* start *

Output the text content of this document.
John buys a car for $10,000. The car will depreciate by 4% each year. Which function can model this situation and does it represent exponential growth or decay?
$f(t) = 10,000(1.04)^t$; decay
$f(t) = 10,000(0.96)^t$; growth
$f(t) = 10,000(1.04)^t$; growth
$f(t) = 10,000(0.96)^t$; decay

* end *
* start *

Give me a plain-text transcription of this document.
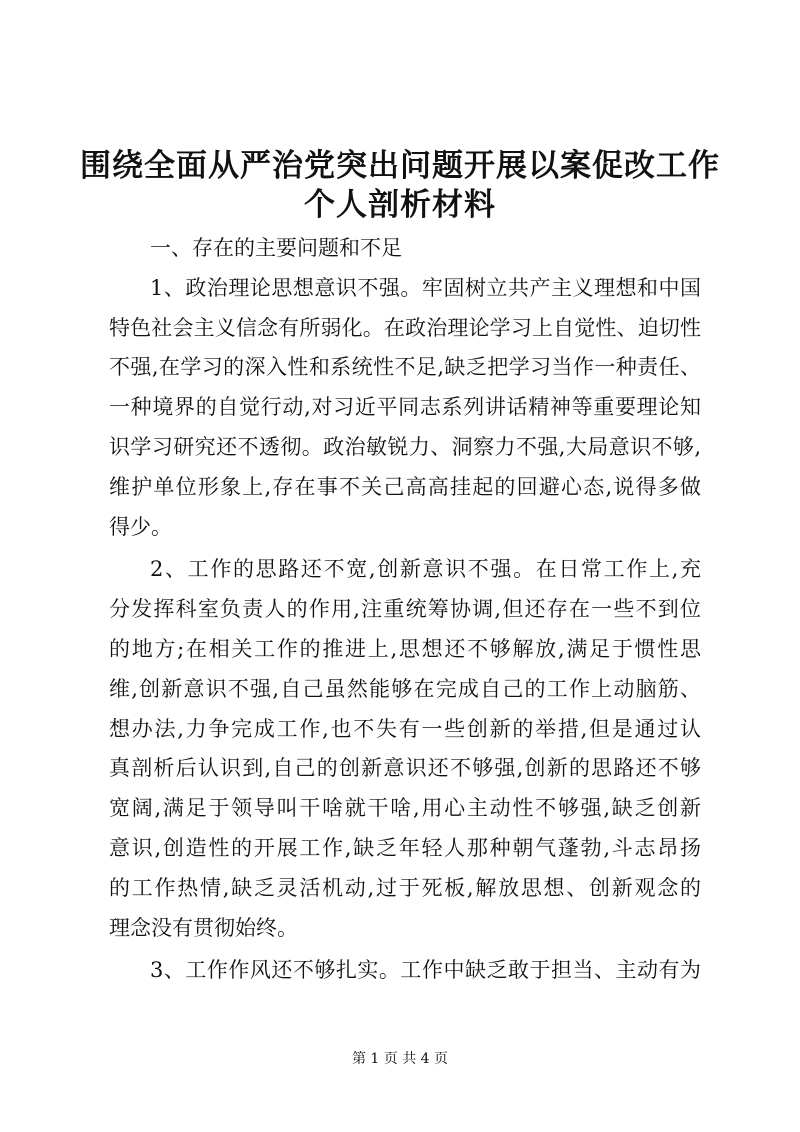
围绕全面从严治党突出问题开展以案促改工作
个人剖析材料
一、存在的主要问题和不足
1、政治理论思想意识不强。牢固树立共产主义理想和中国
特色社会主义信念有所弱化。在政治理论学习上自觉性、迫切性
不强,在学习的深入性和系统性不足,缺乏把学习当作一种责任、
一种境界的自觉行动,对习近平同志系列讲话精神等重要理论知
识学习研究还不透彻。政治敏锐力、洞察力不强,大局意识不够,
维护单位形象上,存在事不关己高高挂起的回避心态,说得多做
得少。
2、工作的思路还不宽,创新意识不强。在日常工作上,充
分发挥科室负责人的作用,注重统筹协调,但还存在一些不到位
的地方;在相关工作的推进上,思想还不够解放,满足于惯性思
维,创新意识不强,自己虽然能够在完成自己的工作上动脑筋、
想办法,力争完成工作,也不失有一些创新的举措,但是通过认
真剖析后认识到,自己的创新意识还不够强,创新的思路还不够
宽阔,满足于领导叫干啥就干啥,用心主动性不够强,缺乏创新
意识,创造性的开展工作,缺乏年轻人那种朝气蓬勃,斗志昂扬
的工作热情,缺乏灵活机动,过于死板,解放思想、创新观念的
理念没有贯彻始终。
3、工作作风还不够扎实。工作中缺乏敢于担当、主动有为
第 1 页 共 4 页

* end *
* start *

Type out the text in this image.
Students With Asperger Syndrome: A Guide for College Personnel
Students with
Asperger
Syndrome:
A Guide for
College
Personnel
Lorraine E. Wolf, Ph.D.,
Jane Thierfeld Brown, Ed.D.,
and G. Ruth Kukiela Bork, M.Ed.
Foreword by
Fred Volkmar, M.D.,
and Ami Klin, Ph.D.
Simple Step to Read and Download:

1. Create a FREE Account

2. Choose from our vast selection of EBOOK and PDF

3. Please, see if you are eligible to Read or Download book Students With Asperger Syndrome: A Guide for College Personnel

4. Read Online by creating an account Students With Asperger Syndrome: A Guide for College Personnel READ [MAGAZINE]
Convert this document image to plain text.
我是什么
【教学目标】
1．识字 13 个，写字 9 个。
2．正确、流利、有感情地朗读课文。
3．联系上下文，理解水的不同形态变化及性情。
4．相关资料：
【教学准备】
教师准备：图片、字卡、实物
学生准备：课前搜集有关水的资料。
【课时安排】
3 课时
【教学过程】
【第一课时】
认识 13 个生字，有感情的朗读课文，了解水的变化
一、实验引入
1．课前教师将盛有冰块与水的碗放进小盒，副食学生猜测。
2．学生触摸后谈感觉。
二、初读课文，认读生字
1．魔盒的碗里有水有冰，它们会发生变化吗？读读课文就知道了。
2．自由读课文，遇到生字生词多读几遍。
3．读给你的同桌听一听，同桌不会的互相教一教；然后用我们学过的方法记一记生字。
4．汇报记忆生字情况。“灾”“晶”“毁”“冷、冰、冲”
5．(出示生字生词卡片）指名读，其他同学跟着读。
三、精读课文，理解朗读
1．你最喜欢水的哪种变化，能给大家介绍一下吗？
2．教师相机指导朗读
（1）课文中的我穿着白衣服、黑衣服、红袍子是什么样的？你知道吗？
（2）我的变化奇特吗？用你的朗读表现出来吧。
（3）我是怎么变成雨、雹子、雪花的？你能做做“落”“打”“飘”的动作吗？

* end *

*What to produce*:
Track down the lines that include the word "Syndrome" and copy them.

*Reply*:
Students With Asperger Syndrome: A Guide for College Personnel
Syndrome:
3. Please, see if you are eligible to Read or Download book Students With Asperger Syndrome: A Guide for College Personnel
4. Read Online by creating an account Students With Asperger Syndrome: A Guide for College Personnel READ [MAGAZINE]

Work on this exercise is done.